• **Work instructions**
Retype the material in full, keeping every word the same.

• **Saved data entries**

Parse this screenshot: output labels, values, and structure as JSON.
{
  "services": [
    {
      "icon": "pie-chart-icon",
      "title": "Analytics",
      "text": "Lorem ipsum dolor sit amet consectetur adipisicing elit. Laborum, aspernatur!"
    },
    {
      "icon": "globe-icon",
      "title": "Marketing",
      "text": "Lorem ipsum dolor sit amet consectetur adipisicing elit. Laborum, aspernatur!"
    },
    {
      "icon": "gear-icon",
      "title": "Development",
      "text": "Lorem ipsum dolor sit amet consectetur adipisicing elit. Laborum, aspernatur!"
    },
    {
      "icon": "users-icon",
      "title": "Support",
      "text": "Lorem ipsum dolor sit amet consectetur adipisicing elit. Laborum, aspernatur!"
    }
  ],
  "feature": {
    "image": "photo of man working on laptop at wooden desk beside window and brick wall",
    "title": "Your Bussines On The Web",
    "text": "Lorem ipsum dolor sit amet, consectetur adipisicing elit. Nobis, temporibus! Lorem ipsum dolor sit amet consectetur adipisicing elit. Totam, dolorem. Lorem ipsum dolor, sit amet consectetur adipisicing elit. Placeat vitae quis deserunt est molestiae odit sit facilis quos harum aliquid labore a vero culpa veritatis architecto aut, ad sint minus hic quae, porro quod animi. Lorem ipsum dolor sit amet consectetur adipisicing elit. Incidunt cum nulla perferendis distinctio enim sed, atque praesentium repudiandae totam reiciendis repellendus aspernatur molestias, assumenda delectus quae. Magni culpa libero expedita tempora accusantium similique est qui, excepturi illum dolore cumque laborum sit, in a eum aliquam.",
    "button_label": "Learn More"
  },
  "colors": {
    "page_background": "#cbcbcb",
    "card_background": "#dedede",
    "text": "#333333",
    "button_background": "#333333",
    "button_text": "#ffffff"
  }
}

• **Full response**
Parse this screenshot: output labels, values, and structure as JSON.
{
  "services": [
    {
      "icon": "pie-chart-icon",
      "title": "Analytics",
      "text": "Lorem ipsum dolor sit amet consectetur adipisicing elit. Laborum, aspernatur!"
    },
    {
      "icon": "globe-icon",
      "title": "Marketing",
      "text": "Lorem ipsum dolor sit amet consectetur adipisicing elit. Laborum, aspernatur!"
    },
    {
      "icon": "gear-icon",
      "title": "Development",
      "text": "Lorem ipsum dolor sit amet consectetur adipisicing elit. Laborum, aspernatur!"
    },
    {
      "icon": "users-icon",
      "title": "Support",
      "text": "Lorem ipsum dolor sit amet consectetur adipisicing elit. Laborum, aspernatur!"
    }
  ],
  "feature": {
    "image": "photo of man working on laptop at wooden desk beside window and brick wall",
    "title": "Your Bussines On The Web",
    "text": "Lorem ipsum dolor sit amet, consectetur adipisicing elit. Nobis, temporibus! Lorem ipsum dolor sit amet consectetur adipisicing elit. Totam, dolorem. Lorem ipsum dolor, sit amet consectetur adipisicing elit. Placeat vitae quis deserunt est molestiae odit sit facilis quos harum aliquid labore a vero culpa veritatis architecto aut, ad sint minus hic quae, porro quod animi. Lorem ipsum dolor sit amet consectetur adipisicing elit. Incidunt cum nulla perferendis distinctio enim sed, atque praesentium repudiandae totam reiciendis repellendus aspernatur molestias, assumenda delectus quae. Magni culpa libero expedita tempora accusantium similique est qui, excepturi illum dolore cumque laborum sit, in a eum aliquam.",
    "button_label": "Learn More"
  },
  "colors": {
    "page_background": "#cbcbcb",
    "card_background": "#dedede",
    "text": "#333333",
    "button_background": "#333333",
    "button_text": "#ffffff"
  }
}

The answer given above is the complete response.